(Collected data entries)

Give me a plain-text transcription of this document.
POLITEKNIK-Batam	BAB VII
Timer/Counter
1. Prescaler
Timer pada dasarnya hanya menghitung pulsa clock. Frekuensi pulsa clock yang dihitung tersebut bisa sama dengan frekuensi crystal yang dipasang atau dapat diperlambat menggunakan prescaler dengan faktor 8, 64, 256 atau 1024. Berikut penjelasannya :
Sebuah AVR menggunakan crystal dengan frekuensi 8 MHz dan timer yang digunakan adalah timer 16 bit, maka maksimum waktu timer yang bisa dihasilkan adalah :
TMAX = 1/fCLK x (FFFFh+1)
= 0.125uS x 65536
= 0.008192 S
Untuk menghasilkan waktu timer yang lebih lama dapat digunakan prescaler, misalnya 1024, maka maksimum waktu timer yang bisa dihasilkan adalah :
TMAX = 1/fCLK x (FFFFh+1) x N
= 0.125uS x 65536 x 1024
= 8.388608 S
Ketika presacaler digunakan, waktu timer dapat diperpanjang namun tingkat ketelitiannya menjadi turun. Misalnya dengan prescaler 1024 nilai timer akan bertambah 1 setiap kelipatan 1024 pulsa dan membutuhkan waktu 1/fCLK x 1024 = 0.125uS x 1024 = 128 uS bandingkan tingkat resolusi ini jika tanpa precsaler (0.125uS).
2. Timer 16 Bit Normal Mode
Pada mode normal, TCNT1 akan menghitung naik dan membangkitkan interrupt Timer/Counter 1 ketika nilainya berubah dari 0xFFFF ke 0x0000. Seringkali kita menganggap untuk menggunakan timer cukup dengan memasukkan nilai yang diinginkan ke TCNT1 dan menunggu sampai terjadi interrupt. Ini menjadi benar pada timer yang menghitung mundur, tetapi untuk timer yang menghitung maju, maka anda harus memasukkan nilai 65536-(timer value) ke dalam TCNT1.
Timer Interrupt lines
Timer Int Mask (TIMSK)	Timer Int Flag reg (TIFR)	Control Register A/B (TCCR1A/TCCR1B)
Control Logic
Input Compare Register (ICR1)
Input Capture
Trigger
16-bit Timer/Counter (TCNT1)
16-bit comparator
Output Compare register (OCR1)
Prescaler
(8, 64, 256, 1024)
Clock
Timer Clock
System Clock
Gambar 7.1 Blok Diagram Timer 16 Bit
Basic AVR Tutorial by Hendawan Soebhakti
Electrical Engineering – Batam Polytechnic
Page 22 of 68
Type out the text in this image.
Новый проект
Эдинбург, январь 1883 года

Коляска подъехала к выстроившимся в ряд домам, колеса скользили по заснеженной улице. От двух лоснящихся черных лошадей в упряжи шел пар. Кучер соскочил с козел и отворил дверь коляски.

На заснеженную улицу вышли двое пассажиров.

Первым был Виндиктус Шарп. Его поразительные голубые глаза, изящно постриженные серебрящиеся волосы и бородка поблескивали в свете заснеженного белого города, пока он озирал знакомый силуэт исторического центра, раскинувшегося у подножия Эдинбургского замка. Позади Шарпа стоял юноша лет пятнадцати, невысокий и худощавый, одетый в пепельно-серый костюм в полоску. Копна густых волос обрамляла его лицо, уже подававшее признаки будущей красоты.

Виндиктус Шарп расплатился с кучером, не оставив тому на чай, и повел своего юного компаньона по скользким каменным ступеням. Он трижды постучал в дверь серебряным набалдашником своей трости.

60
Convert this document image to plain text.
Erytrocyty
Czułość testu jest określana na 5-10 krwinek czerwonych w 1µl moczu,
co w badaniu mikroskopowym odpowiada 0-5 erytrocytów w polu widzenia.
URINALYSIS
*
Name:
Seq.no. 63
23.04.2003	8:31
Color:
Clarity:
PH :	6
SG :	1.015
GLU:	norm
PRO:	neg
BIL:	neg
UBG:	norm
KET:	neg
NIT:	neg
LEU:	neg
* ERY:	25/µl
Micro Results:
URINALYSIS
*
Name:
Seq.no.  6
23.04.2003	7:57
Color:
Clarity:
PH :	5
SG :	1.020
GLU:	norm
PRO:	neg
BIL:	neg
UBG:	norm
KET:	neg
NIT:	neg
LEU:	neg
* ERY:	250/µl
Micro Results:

Aim:
Return the lines of the records that include the string "Input".

Result of the task:
Input Compare Register (ICR1)
Input Capture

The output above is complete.